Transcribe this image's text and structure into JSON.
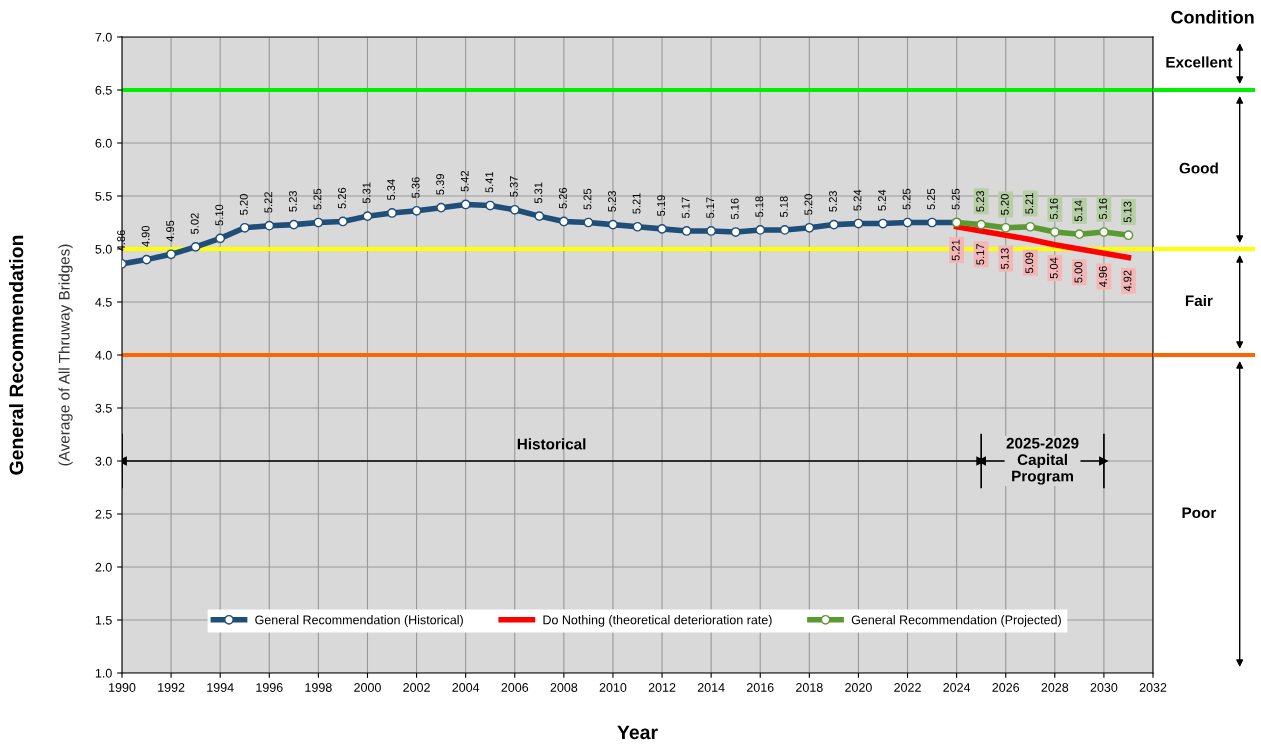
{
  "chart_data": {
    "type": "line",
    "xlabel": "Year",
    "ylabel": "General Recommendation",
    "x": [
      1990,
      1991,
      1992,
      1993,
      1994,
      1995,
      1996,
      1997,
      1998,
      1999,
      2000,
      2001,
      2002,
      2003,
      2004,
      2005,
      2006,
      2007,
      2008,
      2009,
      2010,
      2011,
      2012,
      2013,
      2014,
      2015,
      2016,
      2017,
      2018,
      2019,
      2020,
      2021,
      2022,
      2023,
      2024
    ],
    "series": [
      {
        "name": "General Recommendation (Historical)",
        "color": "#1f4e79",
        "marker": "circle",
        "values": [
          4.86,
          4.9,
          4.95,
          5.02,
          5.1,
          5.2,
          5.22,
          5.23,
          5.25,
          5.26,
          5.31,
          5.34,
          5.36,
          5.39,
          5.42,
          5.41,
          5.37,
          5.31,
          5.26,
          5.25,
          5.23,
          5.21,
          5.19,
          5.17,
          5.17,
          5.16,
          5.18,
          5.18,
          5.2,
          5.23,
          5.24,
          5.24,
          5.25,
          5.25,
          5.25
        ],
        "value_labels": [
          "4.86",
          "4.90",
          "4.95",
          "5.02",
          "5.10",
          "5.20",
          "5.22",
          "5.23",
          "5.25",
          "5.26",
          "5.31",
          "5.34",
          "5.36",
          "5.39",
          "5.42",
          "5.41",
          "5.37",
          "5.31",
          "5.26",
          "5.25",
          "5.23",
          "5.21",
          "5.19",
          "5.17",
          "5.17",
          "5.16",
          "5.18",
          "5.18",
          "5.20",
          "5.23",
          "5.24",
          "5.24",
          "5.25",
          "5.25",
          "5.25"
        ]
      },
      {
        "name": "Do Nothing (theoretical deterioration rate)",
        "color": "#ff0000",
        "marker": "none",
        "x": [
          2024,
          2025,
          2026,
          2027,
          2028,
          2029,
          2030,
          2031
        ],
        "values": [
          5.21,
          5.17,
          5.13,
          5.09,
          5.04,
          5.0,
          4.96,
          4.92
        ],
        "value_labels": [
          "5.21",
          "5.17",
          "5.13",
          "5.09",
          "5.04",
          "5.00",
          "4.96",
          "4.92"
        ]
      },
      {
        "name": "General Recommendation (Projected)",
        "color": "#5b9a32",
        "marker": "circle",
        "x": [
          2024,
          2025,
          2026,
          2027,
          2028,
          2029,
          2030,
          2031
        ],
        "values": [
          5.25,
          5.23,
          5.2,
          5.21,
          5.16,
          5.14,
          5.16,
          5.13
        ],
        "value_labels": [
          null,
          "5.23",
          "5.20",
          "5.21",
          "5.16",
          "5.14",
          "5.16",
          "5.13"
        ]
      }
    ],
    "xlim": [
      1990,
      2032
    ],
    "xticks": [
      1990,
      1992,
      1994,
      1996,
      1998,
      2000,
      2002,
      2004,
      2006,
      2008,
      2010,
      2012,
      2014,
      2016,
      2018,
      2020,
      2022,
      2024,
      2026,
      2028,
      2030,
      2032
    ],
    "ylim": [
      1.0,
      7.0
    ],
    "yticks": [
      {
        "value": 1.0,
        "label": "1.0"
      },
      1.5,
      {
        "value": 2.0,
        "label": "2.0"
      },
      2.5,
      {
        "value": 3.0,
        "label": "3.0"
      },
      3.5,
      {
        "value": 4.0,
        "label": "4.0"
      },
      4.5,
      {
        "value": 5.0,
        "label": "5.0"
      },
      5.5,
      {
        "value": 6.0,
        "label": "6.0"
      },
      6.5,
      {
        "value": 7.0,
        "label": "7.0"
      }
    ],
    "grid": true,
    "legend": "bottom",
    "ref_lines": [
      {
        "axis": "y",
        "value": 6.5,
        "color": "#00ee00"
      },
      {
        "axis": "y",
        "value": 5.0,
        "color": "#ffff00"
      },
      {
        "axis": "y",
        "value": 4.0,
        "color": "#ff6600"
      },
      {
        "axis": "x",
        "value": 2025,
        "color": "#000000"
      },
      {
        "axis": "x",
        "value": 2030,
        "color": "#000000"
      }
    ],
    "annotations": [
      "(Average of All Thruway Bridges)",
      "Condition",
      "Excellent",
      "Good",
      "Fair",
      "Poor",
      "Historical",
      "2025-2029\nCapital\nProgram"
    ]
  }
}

_ _ _

* _Exercise_: Each record above is to be restated exactly, with its pictures removed from the copy.

* _Task answer_:
Transcribe this image's text and structure into JSON.
{
  "chart_data": {
    "type": "line",
    "xlabel": "Year",
    "ylabel": "General Recommendation",
    "x": [
      1990,
      1991,
      1992,
      1993,
      1994,
      1995,
      1996,
      1997,
      1998,
      1999,
      2000,
      2001,
      2002,
      2003,
      2004,
      2005,
      2006,
      2007,
      2008,
      2009,
      2010,
      2011,
      2012,
      2013,
      2014,
      2015,
      2016,
      2017,
      2018,
      2019,
      2020,
      2021,
      2022,
      2023,
      2024
    ],
    "series": [
      {
        "name": "General Recommendation (Historical)",
        "color": "#1f4e79",
        "marker": "circle",
        "values": [
          4.86,
          4.9,
          4.95,
          5.02,
          5.1,
          5.2,
          5.22,
          5.23,
          5.25,
          5.26,
          5.31,
          5.34,
          5.36,
          5.39,
          5.42,
          5.41,
          5.37,
          5.31,
          5.26,
          5.25,
          5.23,
          5.21,
          5.19,
          5.17,
          5.17,
          5.16,
          5.18,
          5.18,
          5.2,
          5.23,
          5.24,
          5.24,
          5.25,
          5.25,
          5.25
        ],
        "value_labels": [
          "4.86",
          "4.90",
          "4.95",
          "5.02",
          "5.10",
          "5.20",
          "5.22",
          "5.23",
          "5.25",
          "5.26",
          "5.31",
          "5.34",
          "5.36",
          "5.39",
          "5.42",
          "5.41",
          "5.37",
          "5.31",
          "5.26",
          "5.25",
          "5.23",
          "5.21",
          "5.19",
          "5.17",
          "5.17",
          "5.16",
          "5.18",
          "5.18",
          "5.20",
          "5.23",
          "5.24",
          "5.24",
          "5.25",
          "5.25",
          "5.25"
        ]
      },
      {
        "name": "Do Nothing (theoretical deterioration rate)",
        "color": "#ff0000",
        "marker": "none",
        "x": [
          2024,
          2025,
          2026,
          2027,
          2028,
          2029,
          2030,
          2031
        ],
        "values": [
          5.21,
          5.17,
          5.13,
          5.09,
          5.04,
          5.0,
          4.96,
          4.92
        ],
        "value_labels": [
          "5.21",
          "5.17",
          "5.13",
          "5.09",
          "5.04",
          "5.00",
          "4.96",
          "4.92"
        ]
      },
      {
        "name": "General Recommendation (Projected)",
        "color": "#5b9a32",
        "marker": "circle",
        "x": [
          2024,
          2025,
          2026,
          2027,
          2028,
          2029,
          2030,
          2031
        ],
        "values": [
          5.25,
          5.23,
          5.2,
          5.21,
          5.16,
          5.14,
          5.16,
          5.13
        ],
        "value_labels": [
          null,
          "5.23",
          "5.20",
          "5.21",
          "5.16",
          "5.14",
          "5.16",
          "5.13"
        ]
      }
    ],
    "xlim": [
      1990,
      2032
    ],
    "xticks": [
      1990,
      1992,
      1994,
      1996,
      1998,
      2000,
      2002,
      2004,
      2006,
      2008,
      2010,
      2012,
      2014,
      2016,
      2018,
      2020,
      2022,
      2024,
      2026,
      2028,
      2030,
      2032
    ],
    "ylim": [
      1.0,
      7.0
    ],
    "yticks": [
      {
        "value": 1.0,
        "label": "1.0"
      },
      1.5,
      {
        "value": 2.0,
        "label": "2.0"
      },
      2.5,
      {
        "value": 3.0,
        "label": "3.0"
      },
      3.5,
      {
        "value": 4.0,
        "label": "4.0"
      },
      4.5,
      {
        "value": 5.0,
        "label": "5.0"
      },
      5.5,
      {
        "value": 6.0,
        "label": "6.0"
      },
      6.5,
      {
        "value": 7.0,
        "label": "7.0"
      }
    ],
    "grid": true,
    "legend": "bottom",
    "ref_lines": [
      {
        "axis": "y",
        "value": 6.5,
        "color": "#00ee00"
      },
      {
        "axis": "y",
        "value": 5.0,
        "color": "#ffff00"
      },
      {
        "axis": "y",
        "value": 4.0,
        "color": "#ff6600"
      },
      {
        "axis": "x",
        "value": 2025,
        "color": "#000000"
      },
      {
        "axis": "x",
        "value": 2030,
        "color": "#000000"
      }
    ],
    "annotations": [
      "(Average of All Thruway Bridges)",
      "Condition",
      "Excellent",
      "Good",
      "Fair",
      "Poor",
      "Historical",
      "2025-2029\nCapital\nProgram"
    ]
  }
}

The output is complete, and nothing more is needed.